Copy every line that holds "jako".

* Begin STORED RECORDS *

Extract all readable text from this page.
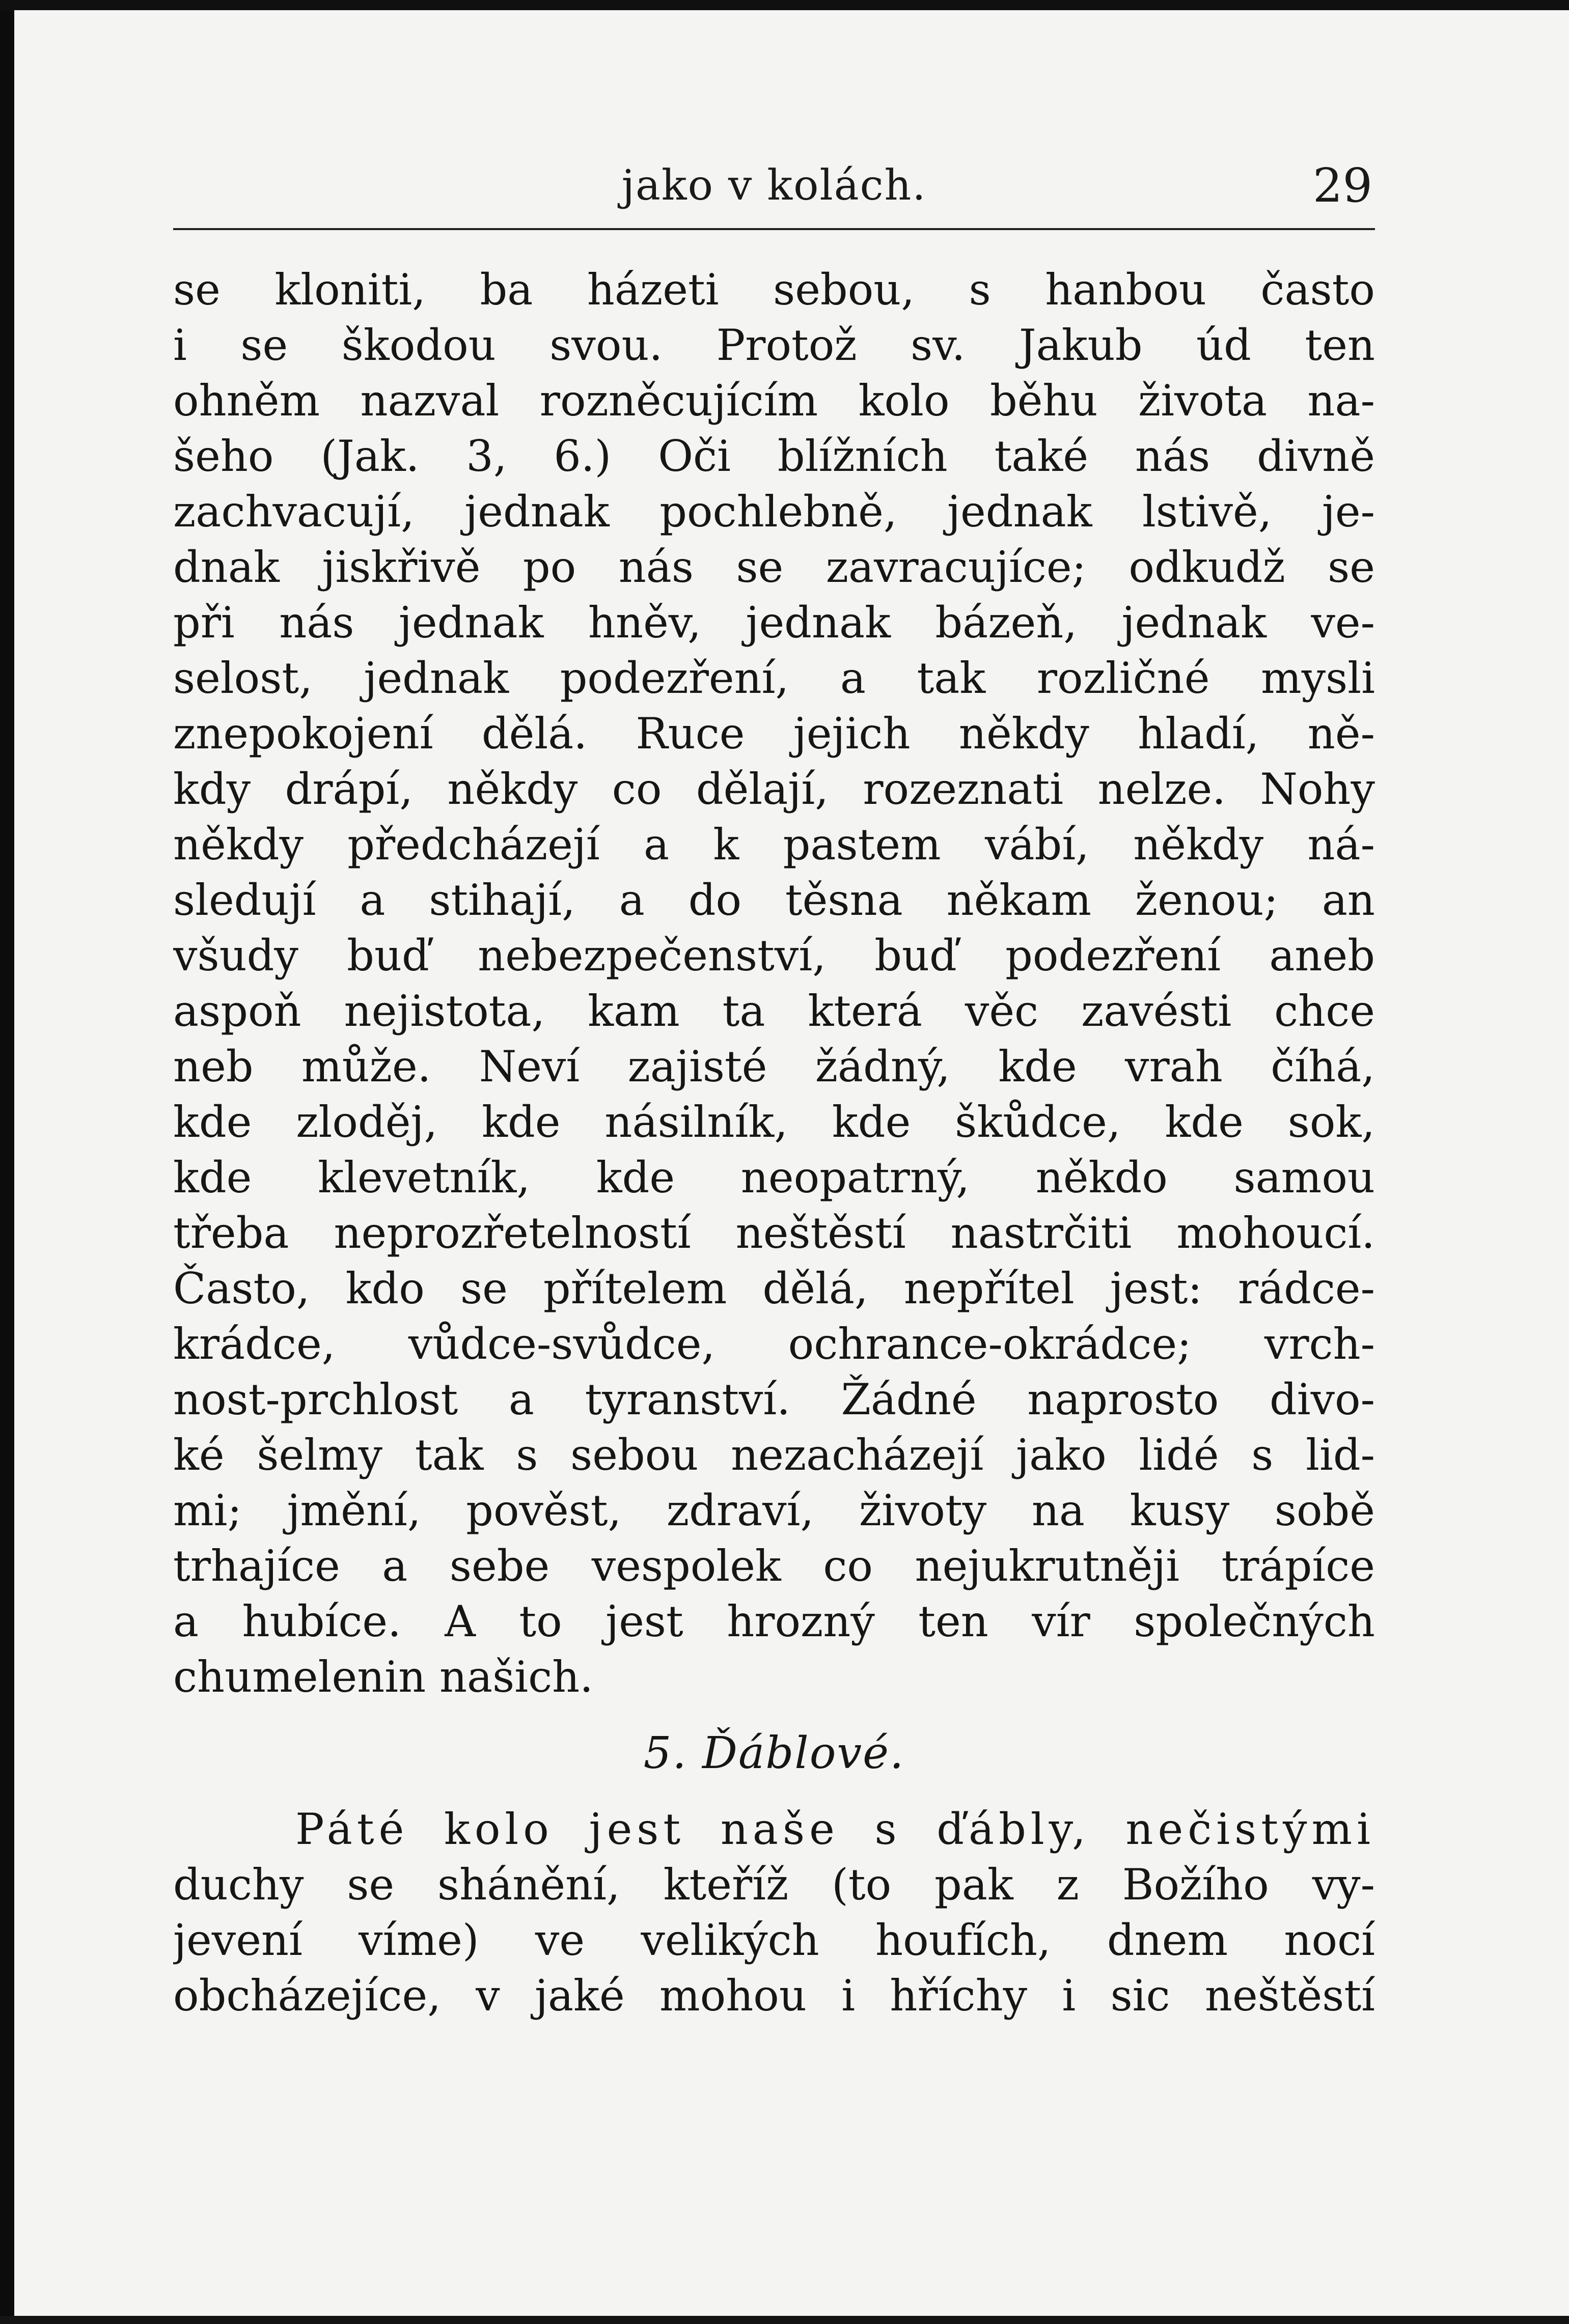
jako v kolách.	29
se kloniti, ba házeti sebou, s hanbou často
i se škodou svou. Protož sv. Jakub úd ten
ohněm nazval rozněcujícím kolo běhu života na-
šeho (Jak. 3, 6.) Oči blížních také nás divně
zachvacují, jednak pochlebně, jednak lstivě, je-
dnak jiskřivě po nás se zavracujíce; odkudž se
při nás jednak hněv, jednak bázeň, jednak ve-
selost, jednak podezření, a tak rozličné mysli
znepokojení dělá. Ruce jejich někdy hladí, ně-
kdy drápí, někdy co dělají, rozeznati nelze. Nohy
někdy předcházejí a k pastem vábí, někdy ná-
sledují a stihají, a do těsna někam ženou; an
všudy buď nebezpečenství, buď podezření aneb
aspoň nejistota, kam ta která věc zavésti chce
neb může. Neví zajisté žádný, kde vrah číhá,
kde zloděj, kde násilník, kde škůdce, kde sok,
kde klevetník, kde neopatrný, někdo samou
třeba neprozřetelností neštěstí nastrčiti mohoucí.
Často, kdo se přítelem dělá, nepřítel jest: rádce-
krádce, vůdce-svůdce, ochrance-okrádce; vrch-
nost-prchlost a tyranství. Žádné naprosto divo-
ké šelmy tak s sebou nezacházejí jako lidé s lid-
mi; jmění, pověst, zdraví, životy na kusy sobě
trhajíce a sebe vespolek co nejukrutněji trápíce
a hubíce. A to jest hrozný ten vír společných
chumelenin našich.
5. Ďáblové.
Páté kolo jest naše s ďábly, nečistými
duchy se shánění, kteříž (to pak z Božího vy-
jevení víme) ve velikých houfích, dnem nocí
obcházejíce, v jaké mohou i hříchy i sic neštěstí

* End STORED RECORDS *
* Begin STORED RECORDS *

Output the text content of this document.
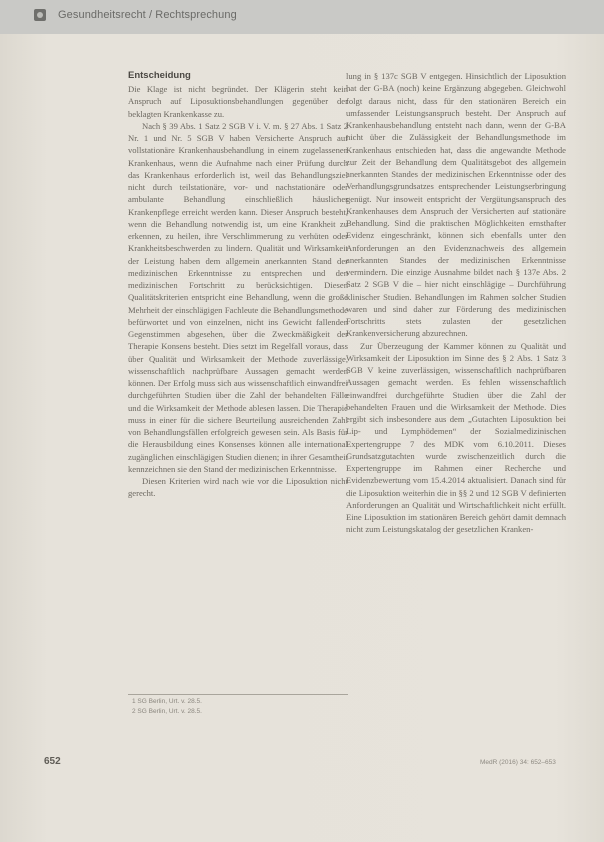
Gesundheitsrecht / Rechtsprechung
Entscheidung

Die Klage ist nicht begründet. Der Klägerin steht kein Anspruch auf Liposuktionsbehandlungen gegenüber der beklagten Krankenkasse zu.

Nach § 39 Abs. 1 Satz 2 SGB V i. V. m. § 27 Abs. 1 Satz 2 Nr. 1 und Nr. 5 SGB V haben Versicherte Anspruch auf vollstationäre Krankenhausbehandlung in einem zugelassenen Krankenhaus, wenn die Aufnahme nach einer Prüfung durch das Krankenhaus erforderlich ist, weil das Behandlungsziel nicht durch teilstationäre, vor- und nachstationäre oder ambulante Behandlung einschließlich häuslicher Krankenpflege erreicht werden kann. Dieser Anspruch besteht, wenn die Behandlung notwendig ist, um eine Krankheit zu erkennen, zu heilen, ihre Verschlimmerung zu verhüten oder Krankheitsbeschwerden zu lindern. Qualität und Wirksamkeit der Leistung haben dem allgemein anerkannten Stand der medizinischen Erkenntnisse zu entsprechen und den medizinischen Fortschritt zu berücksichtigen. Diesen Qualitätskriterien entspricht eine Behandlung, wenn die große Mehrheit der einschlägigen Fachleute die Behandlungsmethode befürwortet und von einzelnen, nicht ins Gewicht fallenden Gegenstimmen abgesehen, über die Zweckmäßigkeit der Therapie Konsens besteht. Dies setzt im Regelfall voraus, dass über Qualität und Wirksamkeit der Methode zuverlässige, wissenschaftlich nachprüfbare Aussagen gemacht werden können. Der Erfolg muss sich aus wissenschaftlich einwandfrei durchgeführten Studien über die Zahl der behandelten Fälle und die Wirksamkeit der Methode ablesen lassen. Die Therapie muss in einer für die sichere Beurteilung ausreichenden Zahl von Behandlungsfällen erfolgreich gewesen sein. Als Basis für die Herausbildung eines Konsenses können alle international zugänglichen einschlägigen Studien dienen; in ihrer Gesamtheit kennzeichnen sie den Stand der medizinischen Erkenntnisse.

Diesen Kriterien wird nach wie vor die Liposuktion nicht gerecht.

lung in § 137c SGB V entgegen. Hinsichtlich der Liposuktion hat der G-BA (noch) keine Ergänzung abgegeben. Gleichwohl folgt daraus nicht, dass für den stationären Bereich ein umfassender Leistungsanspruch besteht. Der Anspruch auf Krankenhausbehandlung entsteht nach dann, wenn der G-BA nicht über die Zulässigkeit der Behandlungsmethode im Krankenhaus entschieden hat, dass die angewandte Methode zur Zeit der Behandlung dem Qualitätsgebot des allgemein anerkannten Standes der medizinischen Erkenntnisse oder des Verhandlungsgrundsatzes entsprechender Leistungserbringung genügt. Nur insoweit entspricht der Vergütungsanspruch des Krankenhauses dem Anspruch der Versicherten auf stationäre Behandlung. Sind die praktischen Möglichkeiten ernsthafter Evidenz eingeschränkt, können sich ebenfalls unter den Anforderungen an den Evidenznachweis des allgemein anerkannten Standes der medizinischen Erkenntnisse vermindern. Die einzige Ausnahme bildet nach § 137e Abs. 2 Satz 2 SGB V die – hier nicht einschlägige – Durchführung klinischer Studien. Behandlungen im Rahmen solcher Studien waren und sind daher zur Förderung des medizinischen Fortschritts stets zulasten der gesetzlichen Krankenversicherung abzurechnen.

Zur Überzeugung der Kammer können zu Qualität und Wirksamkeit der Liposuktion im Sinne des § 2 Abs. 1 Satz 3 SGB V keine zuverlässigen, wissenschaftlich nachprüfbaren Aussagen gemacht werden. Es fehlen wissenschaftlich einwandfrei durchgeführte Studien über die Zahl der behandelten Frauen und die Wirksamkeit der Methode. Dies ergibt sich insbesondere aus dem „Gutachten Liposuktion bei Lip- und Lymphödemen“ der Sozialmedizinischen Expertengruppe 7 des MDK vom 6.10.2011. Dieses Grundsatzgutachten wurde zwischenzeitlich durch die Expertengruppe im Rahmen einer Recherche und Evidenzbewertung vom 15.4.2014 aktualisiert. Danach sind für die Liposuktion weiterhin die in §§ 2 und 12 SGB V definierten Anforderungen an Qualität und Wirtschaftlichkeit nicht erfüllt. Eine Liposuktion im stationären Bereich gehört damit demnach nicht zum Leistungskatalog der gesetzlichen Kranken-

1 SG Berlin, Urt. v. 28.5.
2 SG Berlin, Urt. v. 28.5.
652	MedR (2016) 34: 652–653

* End STORED RECORDS *
* Begin STORED RECORDS *

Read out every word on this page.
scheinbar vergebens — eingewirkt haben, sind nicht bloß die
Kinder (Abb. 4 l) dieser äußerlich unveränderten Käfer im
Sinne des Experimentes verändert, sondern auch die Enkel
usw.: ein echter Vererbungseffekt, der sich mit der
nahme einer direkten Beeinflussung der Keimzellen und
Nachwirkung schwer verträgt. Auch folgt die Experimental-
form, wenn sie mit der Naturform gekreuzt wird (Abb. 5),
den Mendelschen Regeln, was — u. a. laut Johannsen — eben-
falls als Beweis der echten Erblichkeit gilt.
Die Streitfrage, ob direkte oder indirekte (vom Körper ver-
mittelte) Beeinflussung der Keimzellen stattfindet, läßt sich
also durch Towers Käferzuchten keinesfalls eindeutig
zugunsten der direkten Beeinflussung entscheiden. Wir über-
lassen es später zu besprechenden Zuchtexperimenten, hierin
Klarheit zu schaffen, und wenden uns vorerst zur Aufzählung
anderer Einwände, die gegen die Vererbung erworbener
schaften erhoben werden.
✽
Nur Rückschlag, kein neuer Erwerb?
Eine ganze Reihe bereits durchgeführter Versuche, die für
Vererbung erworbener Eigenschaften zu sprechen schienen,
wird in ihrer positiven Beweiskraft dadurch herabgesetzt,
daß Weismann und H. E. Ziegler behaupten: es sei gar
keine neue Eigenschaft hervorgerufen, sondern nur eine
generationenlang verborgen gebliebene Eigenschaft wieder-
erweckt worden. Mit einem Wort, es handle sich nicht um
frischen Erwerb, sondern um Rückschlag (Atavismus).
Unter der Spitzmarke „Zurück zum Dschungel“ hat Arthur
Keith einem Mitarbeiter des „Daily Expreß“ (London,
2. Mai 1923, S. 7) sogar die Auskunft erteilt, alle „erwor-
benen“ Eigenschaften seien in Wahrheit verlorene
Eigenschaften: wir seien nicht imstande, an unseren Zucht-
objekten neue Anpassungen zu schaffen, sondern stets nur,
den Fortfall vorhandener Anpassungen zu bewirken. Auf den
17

* End STORED RECORDS *

**FINISHED TASK**
jako v kolách.	29
ké šelmy tak s sebou nezacházejí jako lidé s lid-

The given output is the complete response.